** START **

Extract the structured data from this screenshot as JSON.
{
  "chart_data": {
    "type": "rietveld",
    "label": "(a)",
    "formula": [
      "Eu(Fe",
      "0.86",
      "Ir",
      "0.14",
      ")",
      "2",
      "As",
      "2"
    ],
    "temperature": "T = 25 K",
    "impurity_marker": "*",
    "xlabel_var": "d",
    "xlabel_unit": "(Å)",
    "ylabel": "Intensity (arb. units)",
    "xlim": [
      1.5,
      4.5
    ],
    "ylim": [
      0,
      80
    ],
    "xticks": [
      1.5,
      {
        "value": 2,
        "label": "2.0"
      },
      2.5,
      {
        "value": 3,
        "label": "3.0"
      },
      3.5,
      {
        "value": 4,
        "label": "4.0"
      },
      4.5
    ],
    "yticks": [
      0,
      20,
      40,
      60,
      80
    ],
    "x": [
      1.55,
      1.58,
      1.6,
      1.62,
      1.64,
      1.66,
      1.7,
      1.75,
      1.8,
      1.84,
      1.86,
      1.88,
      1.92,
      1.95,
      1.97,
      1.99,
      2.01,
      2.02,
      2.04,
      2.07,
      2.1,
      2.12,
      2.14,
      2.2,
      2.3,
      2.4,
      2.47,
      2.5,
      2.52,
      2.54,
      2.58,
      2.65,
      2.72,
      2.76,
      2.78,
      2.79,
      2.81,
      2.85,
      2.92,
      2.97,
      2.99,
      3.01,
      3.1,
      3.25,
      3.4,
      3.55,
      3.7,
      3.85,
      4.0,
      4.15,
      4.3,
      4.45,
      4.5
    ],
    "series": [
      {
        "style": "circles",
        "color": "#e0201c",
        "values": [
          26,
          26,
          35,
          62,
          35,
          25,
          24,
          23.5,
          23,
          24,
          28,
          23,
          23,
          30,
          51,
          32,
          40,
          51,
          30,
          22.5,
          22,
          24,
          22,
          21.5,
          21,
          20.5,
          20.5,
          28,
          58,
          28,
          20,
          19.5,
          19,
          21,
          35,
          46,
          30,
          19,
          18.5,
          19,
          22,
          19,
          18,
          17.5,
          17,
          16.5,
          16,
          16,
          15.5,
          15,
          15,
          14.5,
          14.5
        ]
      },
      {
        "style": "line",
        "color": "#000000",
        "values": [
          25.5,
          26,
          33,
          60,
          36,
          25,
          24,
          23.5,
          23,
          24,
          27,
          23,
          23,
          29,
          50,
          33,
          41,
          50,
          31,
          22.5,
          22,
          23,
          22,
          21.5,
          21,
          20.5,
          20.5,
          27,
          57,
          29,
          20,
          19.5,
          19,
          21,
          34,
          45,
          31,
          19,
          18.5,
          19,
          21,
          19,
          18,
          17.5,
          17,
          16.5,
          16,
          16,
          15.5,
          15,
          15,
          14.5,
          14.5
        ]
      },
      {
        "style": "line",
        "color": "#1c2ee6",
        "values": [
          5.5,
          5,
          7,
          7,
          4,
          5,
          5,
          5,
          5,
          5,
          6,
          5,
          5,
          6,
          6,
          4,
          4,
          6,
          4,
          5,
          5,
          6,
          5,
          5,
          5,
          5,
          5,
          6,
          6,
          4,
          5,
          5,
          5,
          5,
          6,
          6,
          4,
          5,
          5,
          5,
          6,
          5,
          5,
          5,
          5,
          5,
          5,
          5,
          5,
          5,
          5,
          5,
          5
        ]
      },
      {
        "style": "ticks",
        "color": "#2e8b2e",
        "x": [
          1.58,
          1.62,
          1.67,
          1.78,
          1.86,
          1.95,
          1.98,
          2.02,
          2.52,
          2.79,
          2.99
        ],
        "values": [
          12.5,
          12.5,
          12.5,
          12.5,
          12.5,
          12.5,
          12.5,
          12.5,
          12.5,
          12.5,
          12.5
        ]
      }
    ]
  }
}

** END **

» **Task directions**:
Write the listing out again, exactly as shown above.

» **The response**:
Extract the structured data from this screenshot as JSON.
{
  "chart_data": {
    "type": "rietveld",
    "label": "(a)",
    "formula": [
      "Eu(Fe",
      "0.86",
      "Ir",
      "0.14",
      ")",
      "2",
      "As",
      "2"
    ],
    "temperature": "T = 25 K",
    "impurity_marker": "*",
    "xlabel_var": "d",
    "xlabel_unit": "(Å)",
    "ylabel": "Intensity (arb. units)",
    "xlim": [
      1.5,
      4.5
    ],
    "ylim": [
      0,
      80
    ],
    "xticks": [
      1.5,
      {
        "value": 2,
        "label": "2.0"
      },
      2.5,
      {
        "value": 3,
        "label": "3.0"
      },
      3.5,
      {
        "value": 4,
        "label": "4.0"
      },
      4.5
    ],
    "yticks": [
      0,
      20,
      40,
      60,
      80
    ],
    "x": [
      1.55,
      1.58,
      1.6,
      1.62,
      1.64,
      1.66,
      1.7,
      1.75,
      1.8,
      1.84,
      1.86,
      1.88,
      1.92,
      1.95,
      1.97,
      1.99,
      2.01,
      2.02,
      2.04,
      2.07,
      2.1,
      2.12,
      2.14,
      2.2,
      2.3,
      2.4,
      2.47,
      2.5,
      2.52,
      2.54,
      2.58,
      2.65,
      2.72,
      2.76,
      2.78,
      2.79,
      2.81,
      2.85,
      2.92,
      2.97,
      2.99,
      3.01,
      3.1,
      3.25,
      3.4,
      3.55,
      3.7,
      3.85,
      4.0,
      4.15,
      4.3,
      4.45,
      4.5
    ],
    "series": [
      {
        "style": "circles",
        "color": "#e0201c",
        "values": [
          26,
          26,
          35,
          62,
          35,
          25,
          24,
          23.5,
          23,
          24,
          28,
          23,
          23,
          30,
          51,
          32,
          40,
          51,
          30,
          22.5,
          22,
          24,
          22,
          21.5,
          21,
          20.5,
          20.5,
          28,
          58,
          28,
          20,
          19.5,
          19,
          21,
          35,
          46,
          30,
          19,
          18.5,
          19,
          22,
          19,
          18,
          17.5,
          17,
          16.5,
          16,
          16,
          15.5,
          15,
          15,
          14.5,
          14.5
        ]
      },
      {
        "style": "line",
        "color": "#000000",
        "values": [
          25.5,
          26,
          33,
          60,
          36,
          25,
          24,
          23.5,
          23,
          24,
          27,
          23,
          23,
          29,
          50,
          33,
          41,
          50,
          31,
          22.5,
          22,
          23,
          22,
          21.5,
          21,
          20.5,
          20.5,
          27,
          57,
          29,
          20,
          19.5,
          19,
          21,
          34,
          45,
          31,
          19,
          18.5,
          19,
          21,
          19,
          18,
          17.5,
          17,
          16.5,
          16,
          16,
          15.5,
          15,
          15,
          14.5,
          14.5
        ]
      },
      {
        "style": "line",
        "color": "#1c2ee6",
        "values": [
          5.5,
          5,
          7,
          7,
          4,
          5,
          5,
          5,
          5,
          5,
          6,
          5,
          5,
          6,
          6,
          4,
          4,
          6,
          4,
          5,
          5,
          6,
          5,
          5,
          5,
          5,
          5,
          6,
          6,
          4,
          5,
          5,
          5,
          5,
          6,
          6,
          4,
          5,
          5,
          5,
          6,
          5,
          5,
          5,
          5,
          5,
          5,
          5,
          5,
          5,
          5,
          5,
          5
        ]
      },
      {
        "style": "ticks",
        "color": "#2e8b2e",
        "x": [
          1.58,
          1.62,
          1.67,
          1.78,
          1.86,
          1.95,
          1.98,
          2.02,
          2.52,
          2.79,
          2.99
        ],
        "values": [
          12.5,
          12.5,
          12.5,
          12.5,
          12.5,
          12.5,
          12.5,
          12.5,
          12.5,
          12.5,
          12.5
        ]
      }
    ]
  }
}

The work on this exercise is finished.